== Given task ==
Give only the number of lines in the data that contain the word "text".

Data excerpts:
((

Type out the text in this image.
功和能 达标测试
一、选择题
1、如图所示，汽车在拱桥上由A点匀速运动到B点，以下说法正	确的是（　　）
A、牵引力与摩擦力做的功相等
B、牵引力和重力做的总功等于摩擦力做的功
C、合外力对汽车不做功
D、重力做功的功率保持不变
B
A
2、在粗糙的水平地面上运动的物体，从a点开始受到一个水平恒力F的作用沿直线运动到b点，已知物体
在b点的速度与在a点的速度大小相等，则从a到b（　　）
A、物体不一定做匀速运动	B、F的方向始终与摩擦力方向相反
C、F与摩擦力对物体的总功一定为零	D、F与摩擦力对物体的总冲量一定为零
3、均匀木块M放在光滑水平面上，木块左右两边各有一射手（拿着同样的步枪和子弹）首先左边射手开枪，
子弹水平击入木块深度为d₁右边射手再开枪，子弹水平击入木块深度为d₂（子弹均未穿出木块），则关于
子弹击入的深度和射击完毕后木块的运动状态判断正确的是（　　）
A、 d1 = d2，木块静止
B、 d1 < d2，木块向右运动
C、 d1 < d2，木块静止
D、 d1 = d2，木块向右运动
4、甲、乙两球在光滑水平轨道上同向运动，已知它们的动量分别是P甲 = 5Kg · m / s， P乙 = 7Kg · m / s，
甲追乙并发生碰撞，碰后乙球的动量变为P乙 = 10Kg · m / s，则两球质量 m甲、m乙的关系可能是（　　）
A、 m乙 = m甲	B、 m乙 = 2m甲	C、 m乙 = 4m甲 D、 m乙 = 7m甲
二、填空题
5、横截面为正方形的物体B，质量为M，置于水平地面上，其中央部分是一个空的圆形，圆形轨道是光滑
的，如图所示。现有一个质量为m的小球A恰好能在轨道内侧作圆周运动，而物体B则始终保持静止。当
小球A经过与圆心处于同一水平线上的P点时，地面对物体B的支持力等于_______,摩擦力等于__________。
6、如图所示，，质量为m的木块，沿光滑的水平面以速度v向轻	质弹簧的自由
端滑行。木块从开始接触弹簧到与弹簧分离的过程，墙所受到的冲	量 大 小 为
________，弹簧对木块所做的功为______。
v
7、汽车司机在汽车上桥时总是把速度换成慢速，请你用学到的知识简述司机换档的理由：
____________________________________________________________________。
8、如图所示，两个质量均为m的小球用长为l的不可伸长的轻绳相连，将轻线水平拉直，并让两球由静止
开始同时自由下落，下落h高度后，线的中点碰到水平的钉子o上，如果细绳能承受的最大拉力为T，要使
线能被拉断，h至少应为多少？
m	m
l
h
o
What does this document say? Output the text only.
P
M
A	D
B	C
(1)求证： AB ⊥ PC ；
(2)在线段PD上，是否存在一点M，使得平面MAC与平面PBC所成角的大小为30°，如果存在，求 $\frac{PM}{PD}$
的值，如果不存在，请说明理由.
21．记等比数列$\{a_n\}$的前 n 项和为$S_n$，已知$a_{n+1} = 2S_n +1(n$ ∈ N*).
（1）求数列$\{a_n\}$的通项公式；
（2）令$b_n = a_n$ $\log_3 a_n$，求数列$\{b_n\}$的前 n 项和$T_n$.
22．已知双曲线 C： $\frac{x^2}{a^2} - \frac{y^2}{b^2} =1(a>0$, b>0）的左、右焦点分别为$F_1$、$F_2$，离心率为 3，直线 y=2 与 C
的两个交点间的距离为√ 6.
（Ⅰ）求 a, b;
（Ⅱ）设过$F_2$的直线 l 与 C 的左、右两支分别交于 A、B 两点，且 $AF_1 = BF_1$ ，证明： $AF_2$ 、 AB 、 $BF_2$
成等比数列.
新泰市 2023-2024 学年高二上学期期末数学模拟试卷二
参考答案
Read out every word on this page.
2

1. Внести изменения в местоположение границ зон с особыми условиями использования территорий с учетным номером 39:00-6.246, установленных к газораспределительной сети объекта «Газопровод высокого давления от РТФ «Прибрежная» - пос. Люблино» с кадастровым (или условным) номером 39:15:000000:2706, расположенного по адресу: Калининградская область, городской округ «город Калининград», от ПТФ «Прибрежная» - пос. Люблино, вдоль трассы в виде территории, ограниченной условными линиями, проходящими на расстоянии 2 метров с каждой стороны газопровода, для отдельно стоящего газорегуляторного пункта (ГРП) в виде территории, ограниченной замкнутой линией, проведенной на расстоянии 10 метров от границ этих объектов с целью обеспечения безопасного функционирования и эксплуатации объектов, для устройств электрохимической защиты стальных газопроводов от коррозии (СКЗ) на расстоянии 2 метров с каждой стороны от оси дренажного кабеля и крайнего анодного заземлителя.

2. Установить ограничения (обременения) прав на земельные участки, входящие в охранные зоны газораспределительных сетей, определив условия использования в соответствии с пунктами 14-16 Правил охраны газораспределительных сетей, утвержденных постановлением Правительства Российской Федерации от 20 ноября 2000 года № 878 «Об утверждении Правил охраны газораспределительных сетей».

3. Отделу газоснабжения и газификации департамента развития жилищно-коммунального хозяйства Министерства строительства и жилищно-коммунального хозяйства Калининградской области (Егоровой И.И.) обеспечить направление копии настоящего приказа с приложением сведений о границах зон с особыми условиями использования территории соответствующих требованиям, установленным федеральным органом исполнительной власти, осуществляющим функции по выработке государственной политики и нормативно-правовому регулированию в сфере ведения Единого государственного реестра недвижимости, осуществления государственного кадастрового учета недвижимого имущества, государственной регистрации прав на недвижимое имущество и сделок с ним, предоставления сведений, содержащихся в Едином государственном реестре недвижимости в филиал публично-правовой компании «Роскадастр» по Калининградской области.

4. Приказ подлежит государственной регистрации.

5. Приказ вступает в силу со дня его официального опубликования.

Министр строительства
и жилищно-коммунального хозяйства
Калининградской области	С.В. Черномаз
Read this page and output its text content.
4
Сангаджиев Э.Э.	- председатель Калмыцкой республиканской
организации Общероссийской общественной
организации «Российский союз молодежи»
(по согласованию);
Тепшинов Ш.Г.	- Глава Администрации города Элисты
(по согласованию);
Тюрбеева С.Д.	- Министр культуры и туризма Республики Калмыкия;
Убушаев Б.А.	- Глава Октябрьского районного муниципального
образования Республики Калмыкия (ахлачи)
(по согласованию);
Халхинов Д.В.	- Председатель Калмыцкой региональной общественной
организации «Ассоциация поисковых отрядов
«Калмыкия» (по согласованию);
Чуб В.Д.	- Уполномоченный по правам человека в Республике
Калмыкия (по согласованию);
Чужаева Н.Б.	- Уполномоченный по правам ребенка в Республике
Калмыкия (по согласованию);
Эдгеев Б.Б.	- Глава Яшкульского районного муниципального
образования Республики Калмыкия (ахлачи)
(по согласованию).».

))

== Final answer ==
3